** Begin Task inputs **
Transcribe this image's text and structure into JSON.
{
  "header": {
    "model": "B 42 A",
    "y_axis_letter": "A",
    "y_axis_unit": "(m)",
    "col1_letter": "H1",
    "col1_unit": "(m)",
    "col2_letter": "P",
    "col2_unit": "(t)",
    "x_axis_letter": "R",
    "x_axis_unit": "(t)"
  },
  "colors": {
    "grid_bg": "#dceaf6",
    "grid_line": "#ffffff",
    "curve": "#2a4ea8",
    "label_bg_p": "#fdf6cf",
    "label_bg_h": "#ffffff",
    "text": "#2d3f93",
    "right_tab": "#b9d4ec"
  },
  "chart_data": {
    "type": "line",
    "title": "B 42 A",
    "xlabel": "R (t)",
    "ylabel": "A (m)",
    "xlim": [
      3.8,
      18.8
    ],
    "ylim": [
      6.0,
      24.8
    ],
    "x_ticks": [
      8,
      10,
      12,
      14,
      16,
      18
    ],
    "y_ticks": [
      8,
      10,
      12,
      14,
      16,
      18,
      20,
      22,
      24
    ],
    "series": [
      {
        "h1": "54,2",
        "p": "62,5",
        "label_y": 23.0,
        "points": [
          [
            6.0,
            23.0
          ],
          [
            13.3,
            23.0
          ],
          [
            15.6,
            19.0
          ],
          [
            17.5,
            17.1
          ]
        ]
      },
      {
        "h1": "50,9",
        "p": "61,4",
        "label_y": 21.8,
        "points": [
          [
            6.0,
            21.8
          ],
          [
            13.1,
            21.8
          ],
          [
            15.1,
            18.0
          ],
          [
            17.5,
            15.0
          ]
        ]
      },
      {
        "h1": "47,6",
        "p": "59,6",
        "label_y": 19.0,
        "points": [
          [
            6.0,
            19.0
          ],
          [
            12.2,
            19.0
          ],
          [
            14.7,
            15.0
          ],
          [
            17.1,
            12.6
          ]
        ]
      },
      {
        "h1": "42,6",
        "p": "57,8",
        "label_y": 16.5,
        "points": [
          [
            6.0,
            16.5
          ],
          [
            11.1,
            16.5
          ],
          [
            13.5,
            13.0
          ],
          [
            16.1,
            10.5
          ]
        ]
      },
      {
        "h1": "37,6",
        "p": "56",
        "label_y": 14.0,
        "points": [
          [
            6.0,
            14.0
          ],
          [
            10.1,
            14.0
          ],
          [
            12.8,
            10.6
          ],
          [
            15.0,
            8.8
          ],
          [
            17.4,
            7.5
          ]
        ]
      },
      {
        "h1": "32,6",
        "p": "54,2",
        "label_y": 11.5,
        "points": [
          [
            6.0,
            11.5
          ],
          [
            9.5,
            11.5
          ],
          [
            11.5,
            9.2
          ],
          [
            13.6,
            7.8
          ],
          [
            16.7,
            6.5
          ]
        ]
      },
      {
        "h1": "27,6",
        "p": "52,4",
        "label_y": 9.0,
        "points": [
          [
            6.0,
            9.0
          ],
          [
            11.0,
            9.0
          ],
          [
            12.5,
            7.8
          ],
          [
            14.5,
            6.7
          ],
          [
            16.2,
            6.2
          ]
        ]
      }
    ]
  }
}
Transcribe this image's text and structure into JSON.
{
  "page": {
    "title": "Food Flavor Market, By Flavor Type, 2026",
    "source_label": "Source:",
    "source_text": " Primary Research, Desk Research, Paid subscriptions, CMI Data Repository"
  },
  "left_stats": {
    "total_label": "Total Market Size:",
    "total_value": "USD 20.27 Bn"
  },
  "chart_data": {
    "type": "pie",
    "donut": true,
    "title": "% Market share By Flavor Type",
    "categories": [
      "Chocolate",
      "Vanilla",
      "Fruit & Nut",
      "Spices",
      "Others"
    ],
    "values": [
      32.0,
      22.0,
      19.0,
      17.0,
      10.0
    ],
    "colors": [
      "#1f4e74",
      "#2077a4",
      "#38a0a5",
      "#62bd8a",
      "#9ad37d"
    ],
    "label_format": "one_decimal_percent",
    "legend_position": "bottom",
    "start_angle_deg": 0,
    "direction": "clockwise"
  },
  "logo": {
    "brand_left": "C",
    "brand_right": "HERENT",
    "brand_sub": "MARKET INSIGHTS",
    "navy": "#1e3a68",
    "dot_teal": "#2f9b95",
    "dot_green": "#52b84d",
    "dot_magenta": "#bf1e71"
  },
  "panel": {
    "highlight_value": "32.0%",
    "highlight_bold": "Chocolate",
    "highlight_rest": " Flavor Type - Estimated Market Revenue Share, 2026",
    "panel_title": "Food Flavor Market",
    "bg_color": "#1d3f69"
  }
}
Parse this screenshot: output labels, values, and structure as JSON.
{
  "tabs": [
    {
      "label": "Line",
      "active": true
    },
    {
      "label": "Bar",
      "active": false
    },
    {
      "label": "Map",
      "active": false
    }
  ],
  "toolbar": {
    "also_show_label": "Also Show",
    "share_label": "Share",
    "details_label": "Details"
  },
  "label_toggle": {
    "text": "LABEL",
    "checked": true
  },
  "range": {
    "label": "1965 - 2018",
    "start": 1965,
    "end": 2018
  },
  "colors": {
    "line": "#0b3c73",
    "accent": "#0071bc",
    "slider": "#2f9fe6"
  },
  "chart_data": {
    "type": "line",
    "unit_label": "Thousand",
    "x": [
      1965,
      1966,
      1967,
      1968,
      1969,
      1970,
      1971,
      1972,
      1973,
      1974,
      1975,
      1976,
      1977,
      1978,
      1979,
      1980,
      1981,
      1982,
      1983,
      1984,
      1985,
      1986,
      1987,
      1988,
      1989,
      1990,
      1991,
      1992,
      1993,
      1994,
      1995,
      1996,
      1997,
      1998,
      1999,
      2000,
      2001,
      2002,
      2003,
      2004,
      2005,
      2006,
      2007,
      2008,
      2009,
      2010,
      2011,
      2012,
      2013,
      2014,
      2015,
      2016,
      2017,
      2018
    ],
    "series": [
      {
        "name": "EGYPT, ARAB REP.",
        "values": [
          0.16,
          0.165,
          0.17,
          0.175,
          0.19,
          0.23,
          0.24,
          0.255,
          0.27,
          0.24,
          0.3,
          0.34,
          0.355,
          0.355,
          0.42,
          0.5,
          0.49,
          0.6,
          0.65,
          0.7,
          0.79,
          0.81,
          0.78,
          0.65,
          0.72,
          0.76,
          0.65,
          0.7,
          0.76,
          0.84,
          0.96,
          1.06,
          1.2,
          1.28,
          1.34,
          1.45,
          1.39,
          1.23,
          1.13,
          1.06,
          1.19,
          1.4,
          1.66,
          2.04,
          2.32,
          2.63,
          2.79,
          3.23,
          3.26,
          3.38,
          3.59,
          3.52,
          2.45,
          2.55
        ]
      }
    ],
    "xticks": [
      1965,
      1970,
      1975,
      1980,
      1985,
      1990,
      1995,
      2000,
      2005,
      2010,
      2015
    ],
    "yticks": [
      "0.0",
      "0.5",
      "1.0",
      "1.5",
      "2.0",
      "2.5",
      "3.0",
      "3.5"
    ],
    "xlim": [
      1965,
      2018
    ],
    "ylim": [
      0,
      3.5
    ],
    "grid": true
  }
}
** End Task inputs **
**To be done:**
All of the data shown above must be copied exactly.

**Output for this task:**
Transcribe this image's text and structure into JSON.
{
  "header": {
    "model": "B 42 A",
    "y_axis_letter": "A",
    "y_axis_unit": "(m)",
    "col1_letter": "H1",
    "col1_unit": "(m)",
    "col2_letter": "P",
    "col2_unit": "(t)",
    "x_axis_letter": "R",
    "x_axis_unit": "(t)"
  },
  "colors": {
    "grid_bg": "#dceaf6",
    "grid_line": "#ffffff",
    "curve": "#2a4ea8",
    "label_bg_p": "#fdf6cf",
    "label_bg_h": "#ffffff",
    "text": "#2d3f93",
    "right_tab": "#b9d4ec"
  },
  "chart_data": {
    "type": "line",
    "title": "B 42 A",
    "xlabel": "R (t)",
    "ylabel": "A (m)",
    "xlim": [
      3.8,
      18.8
    ],
    "ylim": [
      6.0,
      24.8
    ],
    "x_ticks": [
      8,
      10,
      12,
      14,
      16,
      18
    ],
    "y_ticks": [
      8,
      10,
      12,
      14,
      16,
      18,
      20,
      22,
      24
    ],
    "series": [
      {
        "h1": "54,2",
        "p": "62,5",
        "label_y": 23.0,
        "points": [
          [
            6.0,
            23.0
          ],
          [
            13.3,
            23.0
          ],
          [
            15.6,
            19.0
          ],
          [
            17.5,
            17.1
          ]
        ]
      },
      {
        "h1": "50,9",
        "p": "61,4",
        "label_y": 21.8,
        "points": [
          [
            6.0,
            21.8
          ],
          [
            13.1,
            21.8
          ],
          [
            15.1,
            18.0
          ],
          [
            17.5,
            15.0
          ]
        ]
      },
      {
        "h1": "47,6",
        "p": "59,6",
        "label_y": 19.0,
        "points": [
          [
            6.0,
            19.0
          ],
          [
            12.2,
            19.0
          ],
          [
            14.7,
            15.0
          ],
          [
            17.1,
            12.6
          ]
        ]
      },
      {
        "h1": "42,6",
        "p": "57,8",
        "label_y": 16.5,
        "points": [
          [
            6.0,
            16.5
          ],
          [
            11.1,
            16.5
          ],
          [
            13.5,
            13.0
          ],
          [
            16.1,
            10.5
          ]
        ]
      },
      {
        "h1": "37,6",
        "p": "56",
        "label_y": 14.0,
        "points": [
          [
            6.0,
            14.0
          ],
          [
            10.1,
            14.0
          ],
          [
            12.8,
            10.6
          ],
          [
            15.0,
            8.8
          ],
          [
            17.4,
            7.5
          ]
        ]
      },
      {
        "h1": "32,6",
        "p": "54,2",
        "label_y": 11.5,
        "points": [
          [
            6.0,
            11.5
          ],
          [
            9.5,
            11.5
          ],
          [
            11.5,
            9.2
          ],
          [
            13.6,
            7.8
          ],
          [
            16.7,
            6.5
          ]
        ]
      },
      {
        "h1": "27,6",
        "p": "52,4",
        "label_y": 9.0,
        "points": [
          [
            6.0,
            9.0
          ],
          [
            11.0,
            9.0
          ],
          [
            12.5,
            7.8
          ],
          [
            14.5,
            6.7
          ],
          [
            16.2,
            6.2
          ]
        ]
      }
    ]
  }
}
Transcribe this image's text and structure into JSON.
{
  "page": {
    "title": "Food Flavor Market, By Flavor Type, 2026",
    "source_label": "Source:",
    "source_text": " Primary Research, Desk Research, Paid subscriptions, CMI Data Repository"
  },
  "left_stats": {
    "total_label": "Total Market Size:",
    "total_value": "USD 20.27 Bn"
  },
  "chart_data": {
    "type": "pie",
    "donut": true,
    "title": "% Market share By Flavor Type",
    "categories": [
      "Chocolate",
      "Vanilla",
      "Fruit & Nut",
      "Spices",
      "Others"
    ],
    "values": [
      32.0,
      22.0,
      19.0,
      17.0,
      10.0
    ],
    "colors": [
      "#1f4e74",
      "#2077a4",
      "#38a0a5",
      "#62bd8a",
      "#9ad37d"
    ],
    "label_format": "one_decimal_percent",
    "legend_position": "bottom",
    "start_angle_deg": 0,
    "direction": "clockwise"
  },
  "logo": {
    "brand_left": "C",
    "brand_right": "HERENT",
    "brand_sub": "MARKET INSIGHTS",
    "navy": "#1e3a68",
    "dot_teal": "#2f9b95",
    "dot_green": "#52b84d",
    "dot_magenta": "#bf1e71"
  },
  "panel": {
    "highlight_value": "32.0%",
    "highlight_bold": "Chocolate",
    "highlight_rest": " Flavor Type - Estimated Market Revenue Share, 2026",
    "panel_title": "Food Flavor Market",
    "bg_color": "#1d3f69"
  }
}
Parse this screenshot: output labels, values, and structure as JSON.
{
  "tabs": [
    {
      "label": "Line",
      "active": true
    },
    {
      "label": "Bar",
      "active": false
    },
    {
      "label": "Map",
      "active": false
    }
  ],
  "toolbar": {
    "also_show_label": "Also Show",
    "share_label": "Share",
    "details_label": "Details"
  },
  "label_toggle": {
    "text": "LABEL",
    "checked": true
  },
  "range": {
    "label": "1965 - 2018",
    "start": 1965,
    "end": 2018
  },
  "colors": {
    "line": "#0b3c73",
    "accent": "#0071bc",
    "slider": "#2f9fe6"
  },
  "chart_data": {
    "type": "line",
    "unit_label": "Thousand",
    "x": [
      1965,
      1966,
      1967,
      1968,
      1969,
      1970,
      1971,
      1972,
      1973,
      1974,
      1975,
      1976,
      1977,
      1978,
      1979,
      1980,
      1981,
      1982,
      1983,
      1984,
      1985,
      1986,
      1987,
      1988,
      1989,
      1990,
      1991,
      1992,
      1993,
      1994,
      1995,
      1996,
      1997,
      1998,
      1999,
      2000,
      2001,
      2002,
      2003,
      2004,
      2005,
      2006,
      2007,
      2008,
      2009,
      2010,
      2011,
      2012,
      2013,
      2014,
      2015,
      2016,
      2017,
      2018
    ],
    "series": [
      {
        "name": "EGYPT, ARAB REP.",
        "values": [
          0.16,
          0.165,
          0.17,
          0.175,
          0.19,
          0.23,
          0.24,
          0.255,
          0.27,
          0.24,
          0.3,
          0.34,
          0.355,
          0.355,
          0.42,
          0.5,
          0.49,
          0.6,
          0.65,
          0.7,
          0.79,
          0.81,
          0.78,
          0.65,
          0.72,
          0.76,
          0.65,
          0.7,
          0.76,
          0.84,
          0.96,
          1.06,
          1.2,
          1.28,
          1.34,
          1.45,
          1.39,
          1.23,
          1.13,
          1.06,
          1.19,
          1.4,
          1.66,
          2.04,
          2.32,
          2.63,
          2.79,
          3.23,
          3.26,
          3.38,
          3.59,
          3.52,
          2.45,
          2.55
        ]
      }
    ],
    "xticks": [
      1965,
      1970,
      1975,
      1980,
      1985,
      1990,
      1995,
      2000,
      2005,
      2010,
      2015
    ],
    "yticks": [
      "0.0",
      "0.5",
      "1.0",
      "1.5",
      "2.0",
      "2.5",
      "3.0",
      "3.5"
    ],
    "xlim": [
      1965,
      2018
    ],
    "ylim": [
      0,
      3.5
    ],
    "grid": true
  }
}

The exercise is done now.